··· Extracted records
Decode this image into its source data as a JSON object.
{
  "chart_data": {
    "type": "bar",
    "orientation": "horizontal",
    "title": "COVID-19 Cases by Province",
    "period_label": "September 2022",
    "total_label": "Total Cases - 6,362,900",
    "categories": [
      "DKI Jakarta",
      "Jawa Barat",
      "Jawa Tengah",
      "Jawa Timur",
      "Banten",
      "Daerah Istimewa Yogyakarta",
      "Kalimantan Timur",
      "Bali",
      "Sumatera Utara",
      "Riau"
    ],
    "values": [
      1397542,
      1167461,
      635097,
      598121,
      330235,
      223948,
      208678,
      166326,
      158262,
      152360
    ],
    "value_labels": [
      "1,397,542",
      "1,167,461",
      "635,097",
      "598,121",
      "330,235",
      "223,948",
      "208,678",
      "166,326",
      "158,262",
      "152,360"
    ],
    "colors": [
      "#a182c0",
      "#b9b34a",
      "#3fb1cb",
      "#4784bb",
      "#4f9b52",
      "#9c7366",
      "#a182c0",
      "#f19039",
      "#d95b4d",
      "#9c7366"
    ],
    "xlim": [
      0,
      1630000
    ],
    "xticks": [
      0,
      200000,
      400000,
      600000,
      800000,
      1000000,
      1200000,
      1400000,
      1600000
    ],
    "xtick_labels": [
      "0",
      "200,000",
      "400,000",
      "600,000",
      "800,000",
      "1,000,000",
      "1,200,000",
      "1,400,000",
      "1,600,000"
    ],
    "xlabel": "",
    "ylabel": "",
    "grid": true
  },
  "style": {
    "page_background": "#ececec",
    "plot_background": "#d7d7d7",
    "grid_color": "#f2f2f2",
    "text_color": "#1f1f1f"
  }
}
······
_Brief:_ Reproduce the material above, every line of it, exactly.

_Exercise solution:_
Decode this image into its source data as a JSON object.
{
  "chart_data": {
    "type": "bar",
    "orientation": "horizontal",
    "title": "COVID-19 Cases by Province",
    "period_label": "September 2022",
    "total_label": "Total Cases - 6,362,900",
    "categories": [
      "DKI Jakarta",
      "Jawa Barat",
      "Jawa Tengah",
      "Jawa Timur",
      "Banten",
      "Daerah Istimewa Yogyakarta",
      "Kalimantan Timur",
      "Bali",
      "Sumatera Utara",
      "Riau"
    ],
    "values": [
      1397542,
      1167461,
      635097,
      598121,
      330235,
      223948,
      208678,
      166326,
      158262,
      152360
    ],
    "value_labels": [
      "1,397,542",
      "1,167,461",
      "635,097",
      "598,121",
      "330,235",
      "223,948",
      "208,678",
      "166,326",
      "158,262",
      "152,360"
    ],
    "colors": [
      "#a182c0",
      "#b9b34a",
      "#3fb1cb",
      "#4784bb",
      "#4f9b52",
      "#9c7366",
      "#a182c0",
      "#f19039",
      "#d95b4d",
      "#9c7366"
    ],
    "xlim": [
      0,
      1630000
    ],
    "xticks": [
      0,
      200000,
      400000,
      600000,
      800000,
      1000000,
      1200000,
      1400000,
      1600000
    ],
    "xtick_labels": [
      "0",
      "200,000",
      "400,000",
      "600,000",
      "800,000",
      "1,000,000",
      "1,200,000",
      "1,400,000",
      "1,600,000"
    ],
    "xlabel": "",
    "ylabel": "",
    "grid": true
  },
  "style": {
    "page_background": "#ececec",
    "plot_background": "#d7d7d7",
    "grid_color": "#f2f2f2",
    "text_color": "#1f1f1f"
  }
}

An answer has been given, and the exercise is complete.